--- Start ---
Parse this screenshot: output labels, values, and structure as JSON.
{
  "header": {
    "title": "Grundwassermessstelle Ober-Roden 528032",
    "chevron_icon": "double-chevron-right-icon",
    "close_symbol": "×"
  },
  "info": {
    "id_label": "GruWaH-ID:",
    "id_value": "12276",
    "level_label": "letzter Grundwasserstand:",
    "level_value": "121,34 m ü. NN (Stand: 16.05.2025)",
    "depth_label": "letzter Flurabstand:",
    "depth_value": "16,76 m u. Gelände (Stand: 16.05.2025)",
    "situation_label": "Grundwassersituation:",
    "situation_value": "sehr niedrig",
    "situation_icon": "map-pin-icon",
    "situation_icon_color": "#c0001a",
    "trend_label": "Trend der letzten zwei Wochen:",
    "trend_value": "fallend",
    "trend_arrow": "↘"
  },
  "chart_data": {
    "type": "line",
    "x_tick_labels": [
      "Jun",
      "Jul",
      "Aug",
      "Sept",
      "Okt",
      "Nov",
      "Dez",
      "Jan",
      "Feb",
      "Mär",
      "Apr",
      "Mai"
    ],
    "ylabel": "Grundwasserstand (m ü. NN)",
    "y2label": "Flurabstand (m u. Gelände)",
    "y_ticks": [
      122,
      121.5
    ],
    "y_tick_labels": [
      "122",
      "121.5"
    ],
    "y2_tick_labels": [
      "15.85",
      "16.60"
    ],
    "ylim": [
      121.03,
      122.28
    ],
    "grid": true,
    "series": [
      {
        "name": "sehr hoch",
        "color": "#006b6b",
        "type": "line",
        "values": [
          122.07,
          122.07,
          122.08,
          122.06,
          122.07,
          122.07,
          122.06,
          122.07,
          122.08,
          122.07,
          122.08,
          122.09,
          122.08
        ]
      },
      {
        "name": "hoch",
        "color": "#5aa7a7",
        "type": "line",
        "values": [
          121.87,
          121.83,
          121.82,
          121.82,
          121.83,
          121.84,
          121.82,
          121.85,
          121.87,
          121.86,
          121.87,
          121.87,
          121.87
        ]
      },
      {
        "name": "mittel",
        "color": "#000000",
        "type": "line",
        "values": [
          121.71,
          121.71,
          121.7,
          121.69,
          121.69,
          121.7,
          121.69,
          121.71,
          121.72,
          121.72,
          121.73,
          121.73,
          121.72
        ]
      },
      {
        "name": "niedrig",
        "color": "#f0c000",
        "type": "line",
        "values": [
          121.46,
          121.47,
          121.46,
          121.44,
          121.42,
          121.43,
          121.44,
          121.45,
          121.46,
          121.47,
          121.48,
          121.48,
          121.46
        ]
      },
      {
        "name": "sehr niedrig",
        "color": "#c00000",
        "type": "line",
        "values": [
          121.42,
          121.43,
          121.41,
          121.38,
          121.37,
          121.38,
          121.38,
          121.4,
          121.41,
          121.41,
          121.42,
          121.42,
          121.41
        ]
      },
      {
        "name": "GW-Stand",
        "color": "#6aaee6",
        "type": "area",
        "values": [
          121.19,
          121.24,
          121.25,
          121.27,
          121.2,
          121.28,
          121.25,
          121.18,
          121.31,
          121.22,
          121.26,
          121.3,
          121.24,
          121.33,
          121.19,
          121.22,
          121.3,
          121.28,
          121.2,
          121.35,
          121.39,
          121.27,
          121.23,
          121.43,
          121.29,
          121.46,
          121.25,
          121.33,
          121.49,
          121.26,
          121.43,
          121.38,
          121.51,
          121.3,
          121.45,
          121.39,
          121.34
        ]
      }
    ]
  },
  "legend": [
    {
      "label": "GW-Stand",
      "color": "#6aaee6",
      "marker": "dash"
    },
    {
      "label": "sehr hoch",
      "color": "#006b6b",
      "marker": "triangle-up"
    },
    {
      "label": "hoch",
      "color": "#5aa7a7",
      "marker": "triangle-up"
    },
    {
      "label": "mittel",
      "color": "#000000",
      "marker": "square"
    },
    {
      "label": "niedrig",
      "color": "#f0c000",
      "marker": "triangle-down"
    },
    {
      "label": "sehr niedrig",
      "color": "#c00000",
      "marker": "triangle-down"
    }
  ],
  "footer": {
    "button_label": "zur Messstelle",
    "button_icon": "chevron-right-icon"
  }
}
--- End ---
Task requirements: Produce a verbatim transcription of the entries above.

Finished exercise:
Parse this screenshot: output labels, values, and structure as JSON.
{
  "header": {
    "title": "Grundwassermessstelle Ober-Roden 528032",
    "chevron_icon": "double-chevron-right-icon",
    "close_symbol": "×"
  },
  "info": {
    "id_label": "GruWaH-ID:",
    "id_value": "12276",
    "level_label": "letzter Grundwasserstand:",
    "level_value": "121,34 m ü. NN (Stand: 16.05.2025)",
    "depth_label": "letzter Flurabstand:",
    "depth_value": "16,76 m u. Gelände (Stand: 16.05.2025)",
    "situation_label": "Grundwassersituation:",
    "situation_value": "sehr niedrig",
    "situation_icon": "map-pin-icon",
    "situation_icon_color": "#c0001a",
    "trend_label": "Trend der letzten zwei Wochen:",
    "trend_value": "fallend",
    "trend_arrow": "↘"
  },
  "chart_data": {
    "type": "line",
    "x_tick_labels": [
      "Jun",
      "Jul",
      "Aug",
      "Sept",
      "Okt",
      "Nov",
      "Dez",
      "Jan",
      "Feb",
      "Mär",
      "Apr",
      "Mai"
    ],
    "ylabel": "Grundwasserstand (m ü. NN)",
    "y2label": "Flurabstand (m u. Gelände)",
    "y_ticks": [
      122,
      121.5
    ],
    "y_tick_labels": [
      "122",
      "121.5"
    ],
    "y2_tick_labels": [
      "15.85",
      "16.60"
    ],
    "ylim": [
      121.03,
      122.28
    ],
    "grid": true,
    "series": [
      {
        "name": "sehr hoch",
        "color": "#006b6b",
        "type": "line",
        "values": [
          122.07,
          122.07,
          122.08,
          122.06,
          122.07,
          122.07,
          122.06,
          122.07,
          122.08,
          122.07,
          122.08,
          122.09,
          122.08
        ]
      },
      {
        "name": "hoch",
        "color": "#5aa7a7",
        "type": "line",
        "values": [
          121.87,
          121.83,
          121.82,
          121.82,
          121.83,
          121.84,
          121.82,
          121.85,
          121.87,
          121.86,
          121.87,
          121.87,
          121.87
        ]
      },
      {
        "name": "mittel",
        "color": "#000000",
        "type": "line",
        "values": [
          121.71,
          121.71,
          121.7,
          121.69,
          121.69,
          121.7,
          121.69,
          121.71,
          121.72,
          121.72,
          121.73,
          121.73,
          121.72
        ]
      },
      {
        "name": "niedrig",
        "color": "#f0c000",
        "type": "line",
        "values": [
          121.46,
          121.47,
          121.46,
          121.44,
          121.42,
          121.43,
          121.44,
          121.45,
          121.46,
          121.47,
          121.48,
          121.48,
          121.46
        ]
      },
      {
        "name": "sehr niedrig",
        "color": "#c00000",
        "type": "line",
        "values": [
          121.42,
          121.43,
          121.41,
          121.38,
          121.37,
          121.38,
          121.38,
          121.4,
          121.41,
          121.41,
          121.42,
          121.42,
          121.41
        ]
      },
      {
        "name": "GW-Stand",
        "color": "#6aaee6",
        "type": "area",
        "values": [
          121.19,
          121.24,
          121.25,
          121.27,
          121.2,
          121.28,
          121.25,
          121.18,
          121.31,
          121.22,
          121.26,
          121.3,
          121.24,
          121.33,
          121.19,
          121.22,
          121.3,
          121.28,
          121.2,
          121.35,
          121.39,
          121.27,
          121.23,
          121.43,
          121.29,
          121.46,
          121.25,
          121.33,
          121.49,
          121.26,
          121.43,
          121.38,
          121.51,
          121.3,
          121.45,
          121.39,
          121.34
        ]
      }
    ]
  },
  "legend": [
    {
      "label": "GW-Stand",
      "color": "#6aaee6",
      "marker": "dash"
    },
    {
      "label": "sehr hoch",
      "color": "#006b6b",
      "marker": "triangle-up"
    },
    {
      "label": "hoch",
      "color": "#5aa7a7",
      "marker": "triangle-up"
    },
    {
      "label": "mittel",
      "color": "#000000",
      "marker": "square"
    },
    {
      "label": "niedrig",
      "color": "#f0c000",
      "marker": "triangle-down"
    },
    {
      "label": "sehr niedrig",
      "color": "#c00000",
      "marker": "triangle-down"
    }
  ],
  "footer": {
    "button_label": "zur Messstelle",
    "button_icon": "chevron-right-icon"
  }
}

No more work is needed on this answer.